Written exercise: Copy all the data exactly, except the pictures.

** begin Supplied entries **

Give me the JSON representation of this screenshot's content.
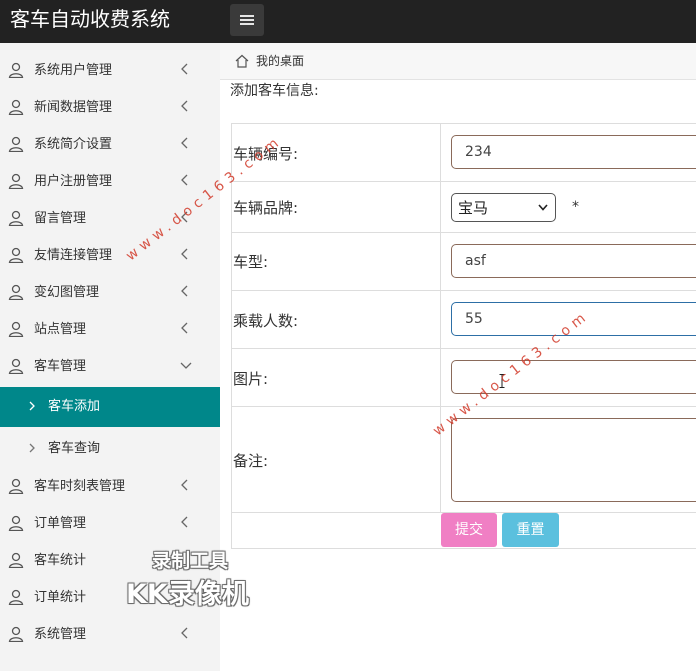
{
  "app": {
    "title": "客车自动收费系统",
    "menu_toggle_icon": "hamburger-icon"
  },
  "sidebar": {
    "items": [
      {
        "label": "系统用户管理",
        "icon": "user-icon",
        "chevron": "chevron-left-icon"
      },
      {
        "label": "新闻数据管理",
        "icon": "user-icon",
        "chevron": "chevron-left-icon"
      },
      {
        "label": "系统简介设置",
        "icon": "user-icon",
        "chevron": "chevron-left-icon"
      },
      {
        "label": "用户注册管理",
        "icon": "user-icon",
        "chevron": "chevron-left-icon"
      },
      {
        "label": "留言管理",
        "icon": "user-icon",
        "chevron": "chevron-left-icon"
      },
      {
        "label": "友情连接管理",
        "icon": "user-icon",
        "chevron": "chevron-left-icon"
      },
      {
        "label": "变幻图管理",
        "icon": "user-icon",
        "chevron": "chevron-left-icon"
      },
      {
        "label": "站点管理",
        "icon": "user-icon",
        "chevron": "chevron-left-icon"
      },
      {
        "label": "客车管理",
        "icon": "user-icon",
        "chevron": "chevron-down-icon",
        "expanded": true
      }
    ],
    "subitems": [
      {
        "label": "客车添加",
        "active": true
      },
      {
        "label": "客车查询",
        "active": false
      }
    ],
    "items_after": [
      {
        "label": "客车时刻表管理",
        "icon": "user-icon",
        "chevron": "chevron-left-icon"
      },
      {
        "label": "订单管理",
        "icon": "user-icon",
        "chevron": "chevron-left-icon"
      },
      {
        "label": "客车统计",
        "icon": "user-icon"
      },
      {
        "label": "订单统计",
        "icon": "user-icon"
      },
      {
        "label": "系统管理",
        "icon": "user-icon",
        "chevron": "chevron-left-icon"
      }
    ]
  },
  "breadcrumb": {
    "icon": "home-icon",
    "text": "我的桌面"
  },
  "form": {
    "heading": "添加客车信息:",
    "fields": {
      "vehicle_no": {
        "label": "车辆编号:",
        "value": "234"
      },
      "brand": {
        "label": "车辆品牌:",
        "value": "宝马",
        "required_mark": "*"
      },
      "model": {
        "label": "车型:",
        "value": "asf"
      },
      "capacity": {
        "label": "乘载人数:",
        "value": "55"
      },
      "image": {
        "label": "图片:",
        "value": ""
      },
      "remark": {
        "label": "备注:",
        "value": ""
      }
    },
    "submit_label": "提交",
    "reset_label": "重置"
  },
  "overlays": {
    "watermark_site": "www.doc163.com",
    "recorder_line1": "录制工具",
    "recorder_line2": "KK录像机"
  },
  "colors": {
    "topbar": "#222222",
    "sidebar_bg": "#f3f3f3",
    "active_item": "#00878a",
    "submit": "#f07fc4",
    "reset": "#5bc0de",
    "watermark": "#d23a2a"
  }
}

** end Supplied entries **

Exercise answer:
Give me the JSON representation of this screenshot's content.
{
  "app": {
    "title": "客车自动收费系统",
    "menu_toggle_icon": "hamburger-icon"
  },
  "sidebar": {
    "items": [
      {
        "label": "系统用户管理",
        "icon": "user-icon",
        "chevron": "chevron-left-icon"
      },
      {
        "label": "新闻数据管理",
        "icon": "user-icon",
        "chevron": "chevron-left-icon"
      },
      {
        "label": "系统简介设置",
        "icon": "user-icon",
        "chevron": "chevron-left-icon"
      },
      {
        "label": "用户注册管理",
        "icon": "user-icon",
        "chevron": "chevron-left-icon"
      },
      {
        "label": "留言管理",
        "icon": "user-icon",
        "chevron": "chevron-left-icon"
      },
      {
        "label": "友情连接管理",
        "icon": "user-icon",
        "chevron": "chevron-left-icon"
      },
      {
        "label": "变幻图管理",
        "icon": "user-icon",
        "chevron": "chevron-left-icon"
      },
      {
        "label": "站点管理",
        "icon": "user-icon",
        "chevron": "chevron-left-icon"
      },
      {
        "label": "客车管理",
        "icon": "user-icon",
        "chevron": "chevron-down-icon",
        "expanded": true
      }
    ],
    "subitems": [
      {
        "label": "客车添加",
        "active": true
      },
      {
        "label": "客车查询",
        "active": false
      }
    ],
    "items_after": [
      {
        "label": "客车时刻表管理",
        "icon": "user-icon",
        "chevron": "chevron-left-icon"
      },
      {
        "label": "订单管理",
        "icon": "user-icon",
        "chevron": "chevron-left-icon"
      },
      {
        "label": "客车统计",
        "icon": "user-icon"
      },
      {
        "label": "订单统计",
        "icon": "user-icon"
      },
      {
        "label": "系统管理",
        "icon": "user-icon",
        "chevron": "chevron-left-icon"
      }
    ]
  },
  "breadcrumb": {
    "icon": "home-icon",
    "text": "我的桌面"
  },
  "form": {
    "heading": "添加客车信息:",
    "fields": {
      "vehicle_no": {
        "label": "车辆编号:",
        "value": "234"
      },
      "brand": {
        "label": "车辆品牌:",
        "value": "宝马",
        "required_mark": "*"
      },
      "model": {
        "label": "车型:",
        "value": "asf"
      },
      "capacity": {
        "label": "乘载人数:",
        "value": "55"
      },
      "image": {
        "label": "图片:",
        "value": ""
      },
      "remark": {
        "label": "备注:",
        "value": ""
      }
    },
    "submit_label": "提交",
    "reset_label": "重置"
  },
  "overlays": {
    "watermark_site": "www.doc163.com",
    "recorder_line1": "录制工具",
    "recorder_line2": "KK录像机"
  },
  "colors": {
    "topbar": "#222222",
    "sidebar_bg": "#f3f3f3",
    "active_item": "#00878a",
    "submit": "#f07fc4",
    "reset": "#5bc0de",
    "watermark": "#d23a2a"
  }
}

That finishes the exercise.